#### [Consegna 1]
Secondo il brano sull'omicidio di Roberta Lanzino, in quale data fu uccisa la studentessa?
#### [Consegna 2]
Elenca tutte le persone indicate per nome e cognome nel brano sull'omicidio di Roberta Lanzino.
#### [Consegna 3]
Ricopia fedelmente dal brano sull'omicidio di Roberta Lanzino la parte che va da "Cosa è stato" a "fare ancora qualcosa?".

#### [Brano estratto]
Il Dna... dimenticato. Da sette anni la magistratura inquirente è in possesso del codice genetico di uno degli stupratori e assassini di Roberta Lanzino. La studentessa di Rende venne uccisa il 26 luglio del 1988 lungo la strada che da San Fili conduce a Falconara Albanese. L’impronta biologica dell’omicida è stata scoperta dai carabinieri del Ris di Messina mentre riesaminavano i reperti sequestrati al momento del ritrovamento del cadavere. L’isolamento del Dna ha portato alla definitiva assoluzione di Franco Sansone, ex detenuto, già giudicato per altri due delitti, che era finito a giudizio come presunto esecutore materiale del crimine. Dopo la sentenza i congiunti hanno cominciato ad attendere l’esito delle nuove indagini. Esiti che, però, non sono arrivati. Sulla questione interviene pure il criminalista Luca Chianelli, consulente scientifico della famiglia Lanzino. Chianelli partecipò con Il Ris all’individuazione del misterioso codice genetico ancora non attribuito.
Cosa è stato fatto - gli chiediamo - negli ultimi anni?
Il procuratore di Paola, Pierpaolo Bruni, non ha affatto abbandonato l’indagine, anzi, ha disposto diverse comparazioni biologico-genetiche tra il Dna di alcuni sospettati e il profilo genetico maschile ignoto trovato dal Ris all’interno del terriccio repertato sotto il corpo di Roberta.
E, allora, si puó fare ancora qualcosa?
Si puó, anzi si deve, proseguire e intensificare questa attività di confronto genetico per dare finalmente un nome ad uno degli assassini di Roberta. In casi del genere, la ricerca può essere ampliata anche con un’analisi di primo livello, finalizzata ad intercettare il ceppo familiare del soggetto ignoto: uno zio, un nipote, un cugino per esempio. Infatti, attraverso lo studio dell’aplotipo Y si potrebbe identificare una parentela in linea paterna, tale da consentirci poi di arrivare proprio al soggetto che cerchiamo.

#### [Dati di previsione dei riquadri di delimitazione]
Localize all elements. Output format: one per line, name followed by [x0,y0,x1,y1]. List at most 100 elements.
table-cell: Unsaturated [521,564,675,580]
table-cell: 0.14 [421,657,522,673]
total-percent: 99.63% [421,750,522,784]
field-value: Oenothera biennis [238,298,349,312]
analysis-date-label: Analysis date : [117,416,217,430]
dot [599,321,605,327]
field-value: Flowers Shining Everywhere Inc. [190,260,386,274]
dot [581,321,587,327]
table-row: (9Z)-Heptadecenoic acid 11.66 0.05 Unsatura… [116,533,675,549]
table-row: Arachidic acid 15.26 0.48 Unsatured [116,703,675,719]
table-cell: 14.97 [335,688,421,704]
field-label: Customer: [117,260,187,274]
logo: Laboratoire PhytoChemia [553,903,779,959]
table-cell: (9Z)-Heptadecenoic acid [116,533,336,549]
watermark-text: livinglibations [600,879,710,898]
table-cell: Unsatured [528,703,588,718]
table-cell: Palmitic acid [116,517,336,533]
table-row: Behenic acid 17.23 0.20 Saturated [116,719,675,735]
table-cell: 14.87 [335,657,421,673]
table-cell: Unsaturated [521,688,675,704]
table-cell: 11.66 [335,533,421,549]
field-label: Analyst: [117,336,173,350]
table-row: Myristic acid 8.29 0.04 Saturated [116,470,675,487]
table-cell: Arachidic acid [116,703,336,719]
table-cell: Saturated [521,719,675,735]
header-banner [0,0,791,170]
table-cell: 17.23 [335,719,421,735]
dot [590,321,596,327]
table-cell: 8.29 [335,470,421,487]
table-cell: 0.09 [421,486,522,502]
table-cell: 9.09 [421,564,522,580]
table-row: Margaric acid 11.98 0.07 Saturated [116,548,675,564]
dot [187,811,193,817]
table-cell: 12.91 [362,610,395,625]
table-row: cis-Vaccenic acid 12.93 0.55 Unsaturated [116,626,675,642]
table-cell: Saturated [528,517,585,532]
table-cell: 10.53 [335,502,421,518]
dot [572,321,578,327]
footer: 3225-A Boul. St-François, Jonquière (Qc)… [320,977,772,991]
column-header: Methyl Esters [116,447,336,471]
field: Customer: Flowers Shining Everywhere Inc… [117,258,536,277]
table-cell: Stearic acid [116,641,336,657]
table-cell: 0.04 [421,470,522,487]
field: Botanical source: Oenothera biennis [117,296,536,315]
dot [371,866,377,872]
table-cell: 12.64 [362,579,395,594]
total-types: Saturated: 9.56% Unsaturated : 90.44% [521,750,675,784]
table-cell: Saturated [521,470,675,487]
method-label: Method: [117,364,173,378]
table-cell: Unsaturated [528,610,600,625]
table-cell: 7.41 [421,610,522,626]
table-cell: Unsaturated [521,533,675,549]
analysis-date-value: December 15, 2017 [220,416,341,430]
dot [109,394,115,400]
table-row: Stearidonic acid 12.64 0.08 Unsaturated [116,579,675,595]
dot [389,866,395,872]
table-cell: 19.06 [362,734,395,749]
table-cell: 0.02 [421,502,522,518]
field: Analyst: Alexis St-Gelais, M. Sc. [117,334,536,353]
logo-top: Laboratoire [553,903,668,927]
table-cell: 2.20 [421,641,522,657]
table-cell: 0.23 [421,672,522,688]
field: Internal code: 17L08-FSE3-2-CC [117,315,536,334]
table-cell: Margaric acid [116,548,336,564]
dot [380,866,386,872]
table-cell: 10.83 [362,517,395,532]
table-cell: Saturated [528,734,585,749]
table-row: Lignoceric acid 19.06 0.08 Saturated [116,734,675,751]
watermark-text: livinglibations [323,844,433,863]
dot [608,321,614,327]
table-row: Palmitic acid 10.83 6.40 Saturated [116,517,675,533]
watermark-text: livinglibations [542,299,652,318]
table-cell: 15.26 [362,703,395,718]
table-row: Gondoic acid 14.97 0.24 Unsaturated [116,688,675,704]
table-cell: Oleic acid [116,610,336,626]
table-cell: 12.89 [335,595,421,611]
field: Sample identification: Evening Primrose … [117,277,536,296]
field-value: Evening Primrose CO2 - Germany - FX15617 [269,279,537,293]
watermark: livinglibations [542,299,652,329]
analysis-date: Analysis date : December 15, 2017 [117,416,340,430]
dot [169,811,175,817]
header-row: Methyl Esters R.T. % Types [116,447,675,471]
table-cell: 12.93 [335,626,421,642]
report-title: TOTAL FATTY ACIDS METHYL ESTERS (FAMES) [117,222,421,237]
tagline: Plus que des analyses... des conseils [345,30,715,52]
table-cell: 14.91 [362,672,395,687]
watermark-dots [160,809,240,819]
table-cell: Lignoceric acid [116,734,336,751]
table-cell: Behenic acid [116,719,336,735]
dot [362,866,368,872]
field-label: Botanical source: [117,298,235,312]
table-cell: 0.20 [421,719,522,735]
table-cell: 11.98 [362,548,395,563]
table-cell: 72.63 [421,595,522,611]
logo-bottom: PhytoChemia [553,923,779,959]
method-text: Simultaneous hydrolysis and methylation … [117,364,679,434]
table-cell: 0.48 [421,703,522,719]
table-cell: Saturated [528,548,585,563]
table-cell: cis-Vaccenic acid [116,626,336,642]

#### [Risposta 1]
Il 26 luglio del 1988.

#### [Risposta 2]
Roberta Lanzino, Franco Sansone, Luca Chianelli, Pierpaolo Bruni

#### [Risposta 3]
Cosa è stato fatto - gli chiediamo - negli ultimi anni?
Il procuratore di Paola, Pierpaolo Bruni, non ha affatto abbandonato l’indagine, anzi, ha disposto diverse comparazioni biologico-genetiche tra il Dna di alcuni sospettati e il profilo genetico maschile ignoto trovato dal Ris all’interno del terriccio repertato sotto il corpo di Roberta.
E, allora, si puó fare ancora qualcosa?